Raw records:
--------
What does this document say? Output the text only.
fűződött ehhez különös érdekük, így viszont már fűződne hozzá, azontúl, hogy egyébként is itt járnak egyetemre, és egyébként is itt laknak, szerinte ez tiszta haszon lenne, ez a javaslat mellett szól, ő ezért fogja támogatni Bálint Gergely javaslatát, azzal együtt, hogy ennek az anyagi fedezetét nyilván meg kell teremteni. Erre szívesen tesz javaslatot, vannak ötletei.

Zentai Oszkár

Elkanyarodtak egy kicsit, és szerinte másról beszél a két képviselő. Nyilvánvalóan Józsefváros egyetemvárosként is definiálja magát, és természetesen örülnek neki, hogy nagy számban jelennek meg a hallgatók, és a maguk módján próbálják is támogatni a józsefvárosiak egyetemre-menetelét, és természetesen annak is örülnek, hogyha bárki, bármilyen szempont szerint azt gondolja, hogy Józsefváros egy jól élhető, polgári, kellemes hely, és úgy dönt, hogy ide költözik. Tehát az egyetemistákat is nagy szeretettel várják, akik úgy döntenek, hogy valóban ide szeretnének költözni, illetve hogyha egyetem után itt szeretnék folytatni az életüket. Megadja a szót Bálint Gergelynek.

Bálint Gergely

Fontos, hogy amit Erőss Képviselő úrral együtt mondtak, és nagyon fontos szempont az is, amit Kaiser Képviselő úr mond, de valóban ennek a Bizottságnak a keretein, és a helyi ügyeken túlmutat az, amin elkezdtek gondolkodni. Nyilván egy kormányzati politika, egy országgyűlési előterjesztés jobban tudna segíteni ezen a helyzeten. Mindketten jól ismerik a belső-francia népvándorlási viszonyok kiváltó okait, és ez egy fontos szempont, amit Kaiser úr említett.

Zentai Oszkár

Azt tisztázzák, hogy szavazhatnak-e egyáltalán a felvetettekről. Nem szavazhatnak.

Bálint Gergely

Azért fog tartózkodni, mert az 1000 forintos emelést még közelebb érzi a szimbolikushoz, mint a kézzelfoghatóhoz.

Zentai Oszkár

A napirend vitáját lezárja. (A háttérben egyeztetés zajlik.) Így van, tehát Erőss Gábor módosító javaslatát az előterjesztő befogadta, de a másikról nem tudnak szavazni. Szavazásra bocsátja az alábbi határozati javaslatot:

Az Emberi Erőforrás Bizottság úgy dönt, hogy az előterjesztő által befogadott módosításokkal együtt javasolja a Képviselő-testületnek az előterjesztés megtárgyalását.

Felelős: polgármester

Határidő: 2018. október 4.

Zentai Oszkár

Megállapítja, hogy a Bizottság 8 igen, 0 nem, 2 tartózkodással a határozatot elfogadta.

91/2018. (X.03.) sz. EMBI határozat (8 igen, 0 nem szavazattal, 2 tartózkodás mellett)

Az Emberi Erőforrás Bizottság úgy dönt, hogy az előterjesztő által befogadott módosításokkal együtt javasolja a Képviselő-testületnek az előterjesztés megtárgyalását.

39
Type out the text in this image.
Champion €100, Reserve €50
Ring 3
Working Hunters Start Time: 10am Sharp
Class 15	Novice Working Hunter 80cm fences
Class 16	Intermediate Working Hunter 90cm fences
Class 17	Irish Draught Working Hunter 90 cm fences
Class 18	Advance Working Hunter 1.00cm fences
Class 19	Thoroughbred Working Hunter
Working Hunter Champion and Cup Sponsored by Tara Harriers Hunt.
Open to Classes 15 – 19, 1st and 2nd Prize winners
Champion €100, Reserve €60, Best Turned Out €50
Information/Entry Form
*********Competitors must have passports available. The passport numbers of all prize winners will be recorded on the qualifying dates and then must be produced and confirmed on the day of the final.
--------
WHAT IS NEEDED: Using the data above, output each line exactly.

OUTPUT OF THE EXERCISE:
What does this document say? Output the text only.
fűződött ehhez különös érdekük, így viszont már fűződne hozzá, azontúl, hogy egyébként is itt járnak egyetemre, és egyébként is itt laknak, szerinte ez tiszta haszon lenne, ez a javaslat mellett szól, ő ezért fogja támogatni Bálint Gergely javaslatát, azzal együtt, hogy ennek az anyagi fedezetét nyilván meg kell teremteni. Erre szívesen tesz javaslatot, vannak ötletei.

Zentai Oszkár

Elkanyarodtak egy kicsit, és szerinte másról beszél a két képviselő. Nyilvánvalóan Józsefváros egyetemvárosként is definiálja magát, és természetesen örülnek neki, hogy nagy számban jelennek meg a hallgatók, és a maguk módján próbálják is támogatni a józsefvárosiak egyetemre-menetelét, és természetesen annak is örülnek, hogyha bárki, bármilyen szempont szerint azt gondolja, hogy Józsefváros egy jól élhető, polgári, kellemes hely, és úgy dönt, hogy ide költözik. Tehát az egyetemistákat is nagy szeretettel várják, akik úgy döntenek, hogy valóban ide szeretnének költözni, illetve hogyha egyetem után itt szeretnék folytatni az életüket. Megadja a szót Bálint Gergelynek.

Bálint Gergely

Fontos, hogy amit Erőss Képviselő úrral együtt mondtak, és nagyon fontos szempont az is, amit Kaiser Képviselő úr mond, de valóban ennek a Bizottságnak a keretein, és a helyi ügyeken túlmutat az, amin elkezdtek gondolkodni. Nyilván egy kormányzati politika, egy országgyűlési előterjesztés jobban tudna segíteni ezen a helyzeten. Mindketten jól ismerik a belső-francia népvándorlási viszonyok kiváltó okait, és ez egy fontos szempont, amit Kaiser úr említett.

Zentai Oszkár

Azt tisztázzák, hogy szavazhatnak-e egyáltalán a felvetettekről. Nem szavazhatnak.

Bálint Gergely

Azért fog tartózkodni, mert az 1000 forintos emelést még közelebb érzi a szimbolikushoz, mint a kézzelfoghatóhoz.

Zentai Oszkár

A napirend vitáját lezárja. (A háttérben egyeztetés zajlik.) Így van, tehát Erőss Gábor módosító javaslatát az előterjesztő befogadta, de a másikról nem tudnak szavazni. Szavazásra bocsátja az alábbi határozati javaslatot:

Az Emberi Erőforrás Bizottság úgy dönt, hogy az előterjesztő által befogadott módosításokkal együtt javasolja a Képviselő-testületnek az előterjesztés megtárgyalását.

Felelős: polgármester

Határidő: 2018. október 4.

Zentai Oszkár

Megállapítja, hogy a Bizottság 8 igen, 0 nem, 2 tartózkodással a határozatot elfogadta.

91/2018. (X.03.) sz. EMBI határozat (8 igen, 0 nem szavazattal, 2 tartózkodás mellett)

Az Emberi Erőforrás Bizottság úgy dönt, hogy az előterjesztő által befogadott módosításokkal együtt javasolja a Képviselő-testületnek az előterjesztés megtárgyalását.

39
Type out the text in this image.
Champion €100, Reserve €50
Ring 3
Working Hunters Start Time: 10am Sharp
Class 15	Novice Working Hunter 80cm fences
Class 16	Intermediate Working Hunter 90cm fences
Class 17	Irish Draught Working Hunter 90 cm fences
Class 18	Advance Working Hunter 1.00cm fences
Class 19	Thoroughbred Working Hunter
Working Hunter Champion and Cup Sponsored by Tara Harriers Hunt.
Open to Classes 15 – 19, 1st and 2nd Prize winners
Champion €100, Reserve €60, Best Turned Out €50
Information/Entry Form
*********Competitors must have passports available. The passport numbers of all prize winners will be recorded on the qualifying dates and then must be produced and confirmed on the day of the final.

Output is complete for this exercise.